_TEXT SHOWN_
>> START

Zero Allocation Networking

martindevans commented 5 years ago

I'm currently working on adding a Mirror+Ignorance network backend to Dissonance Voice Chat. Dissonance itself has been written to write into preallocated and recycled byte[] buffers to ensure that it doesn't allocate anything per packet (voice packets happen at a fairly high rate, so this is important).

However I'm having some difficulty actually sending these byte buffers through Mirror without allocating something somewhere!

NetworkClient:Send(short msgType, MessageBase msg) requires me to allocate a MessageBase object.
Using NetworkConnection:TransportSend(int channelId, byte[] bytes, out byte error) is also no good, I can't specify the length without copying my packet into another array of the exact size.

I also tried to pack my data into a byte[] array formatted correctly for TransportSend and this requires more allocations:

byte[] PackMessage(ushort msgType, byte[] content) requires me to pass in a byte array of precisely the right size (one allocation+copy) and then it internally allocates a NetworkWriter containing a BinaryWriter around a MemoryStream!

would you be interested in a PR which added the following:

`NetworkClient:Send(short msgType, ArraySegment<byte> data)` & `NetworkConnection:Send(int channelId, ArraySegment<byte> data, out byte error)`

This will insert the protocol bytes into the segment if there is space available. May involve a copy to shift the offset a sufficient amount, or an allocation if there is insufficient space.

`NetworkConnection:TransportSend(int channelId, ArraySegment<byte> data, out byte error)`

This will call the new ServerSend or ClientSend with these arguments. Exactly the same logic as the current TransportSend, just with new types.

`Transport:ServerSend(int connectionId, int channelId, ArraySegment<byte>)` & `Transport:ClientSend(int connectionId, int channelId, ArraySegment<byte>)`

These would be implemented as virtual methods which call the normal ServerSend/ClientSend, this involves a single allocation and a copy. Implementing them as virtual ensures this does not break everything which extends Transport. Network transports can override these new send methods to do the sending with zero copies if they support it - I've already submitted a PR to ignorance which shows what this would look like: https://github.com/SoftwareGuy/Ignorance/pull/16/files

miwarnec commented 5 years ago

are you running into serious bottlenecks because of those allocations?

original UNET tried very hard to be allocation free, which was one of their internal requirements when writing code. original UNET was able to handle around 20-50 CCU on a good day.

>> END

(Stored data entries)
>> START

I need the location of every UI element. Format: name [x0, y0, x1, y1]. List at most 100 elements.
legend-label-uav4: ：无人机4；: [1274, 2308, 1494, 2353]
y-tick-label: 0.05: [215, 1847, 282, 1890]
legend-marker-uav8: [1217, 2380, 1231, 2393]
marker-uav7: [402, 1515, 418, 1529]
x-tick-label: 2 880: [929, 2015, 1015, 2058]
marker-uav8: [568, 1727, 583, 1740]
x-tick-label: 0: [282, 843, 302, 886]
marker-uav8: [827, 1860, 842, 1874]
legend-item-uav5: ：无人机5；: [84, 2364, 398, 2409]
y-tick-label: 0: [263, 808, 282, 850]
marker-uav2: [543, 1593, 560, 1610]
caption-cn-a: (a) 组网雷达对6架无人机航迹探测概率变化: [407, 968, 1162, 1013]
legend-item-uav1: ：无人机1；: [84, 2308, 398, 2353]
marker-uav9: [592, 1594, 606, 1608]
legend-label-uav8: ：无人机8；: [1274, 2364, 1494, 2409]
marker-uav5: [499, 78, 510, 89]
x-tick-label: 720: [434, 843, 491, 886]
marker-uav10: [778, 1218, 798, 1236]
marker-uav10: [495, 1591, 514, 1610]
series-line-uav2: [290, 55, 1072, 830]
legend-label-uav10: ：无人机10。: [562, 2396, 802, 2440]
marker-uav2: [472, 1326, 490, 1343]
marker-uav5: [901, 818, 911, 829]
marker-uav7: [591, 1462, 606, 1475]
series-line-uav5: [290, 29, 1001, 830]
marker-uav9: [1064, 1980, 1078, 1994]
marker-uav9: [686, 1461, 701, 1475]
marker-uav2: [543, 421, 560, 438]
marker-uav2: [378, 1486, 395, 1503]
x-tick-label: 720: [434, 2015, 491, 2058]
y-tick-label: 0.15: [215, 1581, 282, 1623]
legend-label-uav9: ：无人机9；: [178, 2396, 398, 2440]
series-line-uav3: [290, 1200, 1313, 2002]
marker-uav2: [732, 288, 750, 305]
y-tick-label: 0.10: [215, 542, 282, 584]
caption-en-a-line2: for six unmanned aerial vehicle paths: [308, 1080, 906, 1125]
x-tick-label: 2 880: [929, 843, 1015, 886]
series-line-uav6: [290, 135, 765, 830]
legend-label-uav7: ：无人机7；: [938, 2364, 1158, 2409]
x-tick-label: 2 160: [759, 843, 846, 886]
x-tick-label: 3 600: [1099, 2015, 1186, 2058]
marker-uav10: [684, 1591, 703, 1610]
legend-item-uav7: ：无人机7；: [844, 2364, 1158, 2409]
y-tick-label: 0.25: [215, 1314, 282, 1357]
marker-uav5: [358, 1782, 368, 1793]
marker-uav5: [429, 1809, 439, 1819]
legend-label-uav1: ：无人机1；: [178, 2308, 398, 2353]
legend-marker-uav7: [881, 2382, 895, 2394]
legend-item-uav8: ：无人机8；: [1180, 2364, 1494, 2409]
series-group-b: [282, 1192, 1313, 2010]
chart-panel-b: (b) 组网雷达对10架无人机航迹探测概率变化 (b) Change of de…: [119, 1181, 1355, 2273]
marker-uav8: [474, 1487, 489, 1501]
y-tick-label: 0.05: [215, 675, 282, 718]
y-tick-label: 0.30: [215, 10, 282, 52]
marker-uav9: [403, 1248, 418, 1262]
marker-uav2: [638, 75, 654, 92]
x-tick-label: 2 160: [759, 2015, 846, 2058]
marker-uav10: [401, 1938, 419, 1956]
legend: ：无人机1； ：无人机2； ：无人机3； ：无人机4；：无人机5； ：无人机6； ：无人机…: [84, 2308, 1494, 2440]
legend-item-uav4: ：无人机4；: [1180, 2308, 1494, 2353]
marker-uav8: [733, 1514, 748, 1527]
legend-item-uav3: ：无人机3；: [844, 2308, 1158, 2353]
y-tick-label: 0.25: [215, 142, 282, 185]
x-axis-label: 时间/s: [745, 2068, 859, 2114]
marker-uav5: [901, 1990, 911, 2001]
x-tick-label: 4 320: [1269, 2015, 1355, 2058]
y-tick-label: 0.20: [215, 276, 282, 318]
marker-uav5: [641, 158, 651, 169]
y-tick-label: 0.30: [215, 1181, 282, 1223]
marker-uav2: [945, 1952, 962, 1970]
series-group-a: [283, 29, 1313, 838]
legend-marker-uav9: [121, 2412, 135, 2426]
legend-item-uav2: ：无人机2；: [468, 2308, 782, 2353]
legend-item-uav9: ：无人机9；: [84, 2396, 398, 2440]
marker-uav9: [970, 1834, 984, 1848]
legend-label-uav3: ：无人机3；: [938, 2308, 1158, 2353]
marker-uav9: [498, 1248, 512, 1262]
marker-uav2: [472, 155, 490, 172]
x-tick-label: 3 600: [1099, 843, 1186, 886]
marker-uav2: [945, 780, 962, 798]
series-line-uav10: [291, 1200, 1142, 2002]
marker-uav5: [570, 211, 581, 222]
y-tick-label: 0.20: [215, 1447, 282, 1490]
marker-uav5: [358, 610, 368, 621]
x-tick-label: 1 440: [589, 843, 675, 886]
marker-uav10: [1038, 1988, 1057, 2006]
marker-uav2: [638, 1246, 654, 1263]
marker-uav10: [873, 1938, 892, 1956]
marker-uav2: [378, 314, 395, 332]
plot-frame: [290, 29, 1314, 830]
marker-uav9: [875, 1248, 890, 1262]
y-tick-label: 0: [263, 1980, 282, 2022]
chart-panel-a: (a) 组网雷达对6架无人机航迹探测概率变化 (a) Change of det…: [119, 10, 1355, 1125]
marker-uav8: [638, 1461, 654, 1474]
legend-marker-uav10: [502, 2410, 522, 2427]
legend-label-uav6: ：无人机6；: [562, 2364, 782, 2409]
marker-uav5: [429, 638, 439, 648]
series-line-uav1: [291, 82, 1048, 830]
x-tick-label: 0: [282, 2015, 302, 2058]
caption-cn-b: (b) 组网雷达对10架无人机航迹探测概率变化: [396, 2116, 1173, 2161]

>> END

_PROBLEMS AND TASKS_
1. Translate this sentence from the zero-allocation networking thread into Spanish: "However I'm having some difficulty actually sending these byte buffers through Mirror without allocating something somewhere!"
2. Pick up the zero-allocation networking thread after its final sentence and keep it going for a few more short posts.

_TASK RESPONSES_
1. Sin embargo, ¡estoy teniendo algunas dificultades para enviar realmente estos búferes de bytes a través de Mirror sin asignar algo en alguna parte!

2.
with Mirror we focused on simple code (we have half the LOC than UNET had), and high level / big O optimizations instead. Mirror isn't allocation free. Mirror can handle 500+ CCU.

martindevans commented 5 years ago

I must admit haven't profiled it as causing problems - I'm writing this for release to all Dissonance customers, so I can't profile it on all possible devices and I'd like to make sure I don't cause any problems in the first place! The whole of Dissonance is written with zero allocations as a main design goal so it's just kind of my default way of doing things.

If you'd rather keep Mirror simple that's fair enough, that's why I asked ahead instead of submitting a PR out of the blue. If you don't want me to make the PR for these changes go ahead and close this issue :)

GabeBigBoxVR commented 5 years ago

Hey @vis2k, we're making a product using Mirror for Android and we'd like to avoid allocations where possible. If we can overload the API to avoid allocations and keep simplicity, that would make this far more useful on Android. Right now it allocates too much for our particular app since we're very very frame rate sensitive in VR. We need to hit close to 72 fps and these allocations are too much for our project. :( We'd love to make these changes, keep the simplicity and hit our framerate goals if possible. The added benefit is that all other mobile projects will get a nice speed boost without exposing complexity.

paulpach commented 5 years ago

We don't aim to be allocation free. We aim for simplicity and performance.

When I say performance, I mean profile it and show a problem. If something does not show in the profiler it is not worth optimizing.

The way to go about this is to open a pull request, and show the profiler before and after for a realistic scenario.

I also suggest you take a look at the 2018 branch. I have already profiled and fixed a lot of allocations that were slowing down my mobile game. See #299 for some benchmarks towards the end.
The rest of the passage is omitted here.